Why is the sky blue?

Thursday, March 22nd, 2012

I can hear the peepers singing outside tonight. This unseasonably warm weather is confusing nature and its inhabitants. People are running around like it’s summer. They will be disappointed when the temperatures drop into the 20s during the nights in the coming week.

It’s hard to believe it was 80 degrees today. This week last year we got pounded with a snowstorm that dumped about 18 inches. I remember it quite vividly because I had to give a friend a ride home from work. It seemed like winter was never going to let go. It held on like an iron fist. There wasn’t a hint of this weather until early May last year and even then the constant rain kept people waiting for summer.

As I sit here and listen to the peepers they sound incredibly happy. They’re singing so everyone around can share the joy. A stroll down the road shortly before dark reminded me of my childhood. I walked the same route many times when I was growing up. I usually had a fishing pole in hand and I was always in a hurry to get to one of my many fishing spots along the creek.

Although I didn’t mind having company now and then I really enjoyed being alone. I found it fascinating to sit and listen to the silence. How can you listen to silence you might ask. Well, I just had the ability that very few people possess. Silence to one person might not be the same to someone else.
━━━━━━
- What needs to be done -
Reproduce the journal entry's passage from "Although I didn’t" to "to someone else." word for word. Work only from the journal entry above.

- Data -
━━━━━━
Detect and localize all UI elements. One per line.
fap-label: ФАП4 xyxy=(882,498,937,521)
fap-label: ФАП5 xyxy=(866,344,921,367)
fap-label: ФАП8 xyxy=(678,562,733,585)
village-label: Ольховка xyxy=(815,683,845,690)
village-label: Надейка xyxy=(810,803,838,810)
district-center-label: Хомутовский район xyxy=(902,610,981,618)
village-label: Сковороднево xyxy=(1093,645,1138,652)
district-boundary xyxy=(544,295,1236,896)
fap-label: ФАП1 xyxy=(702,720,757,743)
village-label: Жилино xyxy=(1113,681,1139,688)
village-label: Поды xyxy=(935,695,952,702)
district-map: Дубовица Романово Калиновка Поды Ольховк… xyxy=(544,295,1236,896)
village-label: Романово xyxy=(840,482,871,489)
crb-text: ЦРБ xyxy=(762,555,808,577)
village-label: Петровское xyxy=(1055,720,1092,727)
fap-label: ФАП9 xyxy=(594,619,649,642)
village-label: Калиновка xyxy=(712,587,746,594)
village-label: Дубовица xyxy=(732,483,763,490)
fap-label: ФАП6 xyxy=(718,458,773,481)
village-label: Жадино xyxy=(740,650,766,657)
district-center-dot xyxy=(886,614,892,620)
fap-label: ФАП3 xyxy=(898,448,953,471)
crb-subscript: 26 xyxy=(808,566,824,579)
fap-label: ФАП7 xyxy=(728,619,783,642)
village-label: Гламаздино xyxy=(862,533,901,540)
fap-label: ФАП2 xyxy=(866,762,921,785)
━━━━━━
- Exercise answer -
Although I didn’t mind having company now and then I really enjoyed being alone. I found it fascinating to sit and listen to the silence. How can you listen to silence you might ask. Well, I just had the ability that very few people possess. Silence to one person might not be the same to someone else.